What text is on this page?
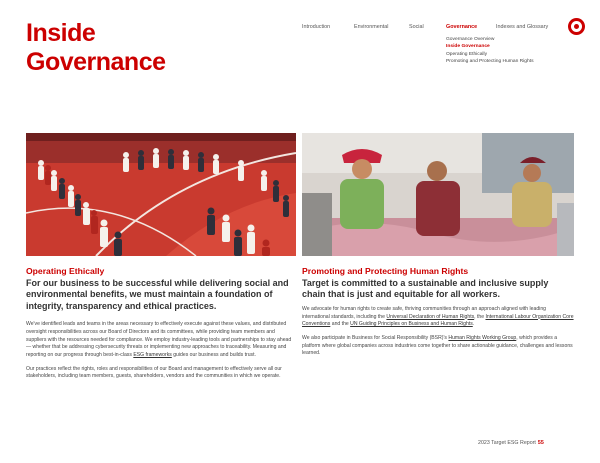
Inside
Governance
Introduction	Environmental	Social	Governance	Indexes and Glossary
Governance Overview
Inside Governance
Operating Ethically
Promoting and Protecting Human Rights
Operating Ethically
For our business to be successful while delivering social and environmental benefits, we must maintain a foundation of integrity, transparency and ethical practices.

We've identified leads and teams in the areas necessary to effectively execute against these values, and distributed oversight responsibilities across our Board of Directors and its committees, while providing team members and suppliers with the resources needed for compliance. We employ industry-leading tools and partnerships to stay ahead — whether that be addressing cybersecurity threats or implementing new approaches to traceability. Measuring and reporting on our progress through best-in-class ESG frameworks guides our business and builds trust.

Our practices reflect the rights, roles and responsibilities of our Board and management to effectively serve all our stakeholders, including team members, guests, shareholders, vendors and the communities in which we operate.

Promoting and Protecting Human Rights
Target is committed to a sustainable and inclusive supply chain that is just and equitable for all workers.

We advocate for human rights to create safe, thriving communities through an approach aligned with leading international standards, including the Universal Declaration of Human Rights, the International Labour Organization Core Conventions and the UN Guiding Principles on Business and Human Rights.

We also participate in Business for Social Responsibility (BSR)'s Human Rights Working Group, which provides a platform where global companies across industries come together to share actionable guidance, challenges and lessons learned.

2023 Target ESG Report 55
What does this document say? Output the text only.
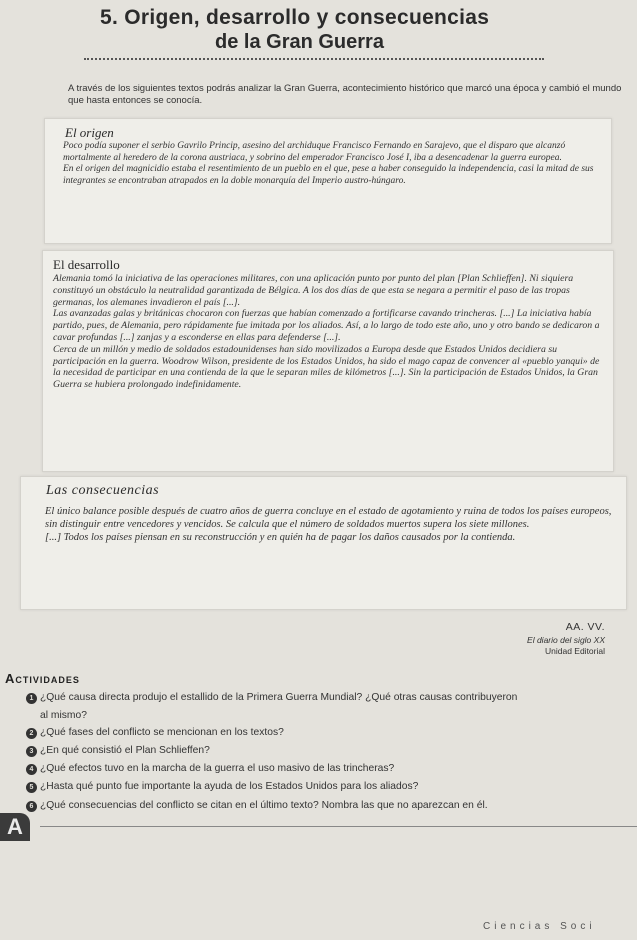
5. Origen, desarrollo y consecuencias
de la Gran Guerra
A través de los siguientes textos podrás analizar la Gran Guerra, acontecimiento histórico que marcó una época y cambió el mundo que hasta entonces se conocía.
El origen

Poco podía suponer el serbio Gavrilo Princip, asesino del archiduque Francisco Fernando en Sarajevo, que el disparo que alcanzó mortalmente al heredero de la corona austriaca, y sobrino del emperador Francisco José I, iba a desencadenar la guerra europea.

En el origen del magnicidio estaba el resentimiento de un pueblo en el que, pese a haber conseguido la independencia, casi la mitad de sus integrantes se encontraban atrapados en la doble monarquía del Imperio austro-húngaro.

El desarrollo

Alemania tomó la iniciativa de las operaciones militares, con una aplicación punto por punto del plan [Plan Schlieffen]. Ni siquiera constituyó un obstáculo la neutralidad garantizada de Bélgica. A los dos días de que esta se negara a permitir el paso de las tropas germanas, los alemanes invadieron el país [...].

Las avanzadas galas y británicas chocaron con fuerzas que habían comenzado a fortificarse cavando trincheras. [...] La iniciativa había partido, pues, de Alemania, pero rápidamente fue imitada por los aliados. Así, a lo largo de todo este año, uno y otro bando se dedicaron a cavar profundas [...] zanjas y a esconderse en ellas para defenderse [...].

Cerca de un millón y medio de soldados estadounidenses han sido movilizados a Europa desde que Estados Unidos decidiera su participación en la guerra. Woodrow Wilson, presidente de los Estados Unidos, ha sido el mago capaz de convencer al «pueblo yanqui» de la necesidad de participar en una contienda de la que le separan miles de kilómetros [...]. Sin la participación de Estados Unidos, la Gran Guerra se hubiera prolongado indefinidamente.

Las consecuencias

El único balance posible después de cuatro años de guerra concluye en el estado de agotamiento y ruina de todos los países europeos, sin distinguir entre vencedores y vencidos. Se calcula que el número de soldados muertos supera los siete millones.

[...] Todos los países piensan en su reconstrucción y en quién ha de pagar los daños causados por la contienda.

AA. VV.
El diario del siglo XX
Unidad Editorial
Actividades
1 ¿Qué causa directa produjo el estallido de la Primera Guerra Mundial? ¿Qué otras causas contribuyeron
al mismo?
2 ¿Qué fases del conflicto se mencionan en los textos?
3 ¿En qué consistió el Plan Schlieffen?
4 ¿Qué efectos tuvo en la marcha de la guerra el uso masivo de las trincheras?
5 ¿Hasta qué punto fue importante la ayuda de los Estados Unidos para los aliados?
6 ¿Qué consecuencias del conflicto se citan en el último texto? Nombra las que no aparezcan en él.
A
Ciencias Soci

Work required
Scan the listing above and identify each line holding the string "iniciativa"; copy every such line.

Answer to this problem
Alemania tomó la iniciativa de las operaciones militares, con una aplicación punto por punto del plan [Plan Schlieffen]. Ni siquiera constituyó un obstáculo la neutralidad garantizada de Bélgica. A los dos días de que esta se negara a permitir el paso de las tropas germanas, los alemanes invadieron el país [...].
Las avanzadas galas y británicas chocaron con fuerzas que habían comenzado a fortificarse cavando trincheras. [...] La iniciativa había partido, pues, de Alemania, pero rápidamente fue imitada por los aliados. Así, a lo largo de todo este año, uno y otro bando se dedicaron a cavar profundas [...] zanjas y a esconderse en ellas para defenderse [...].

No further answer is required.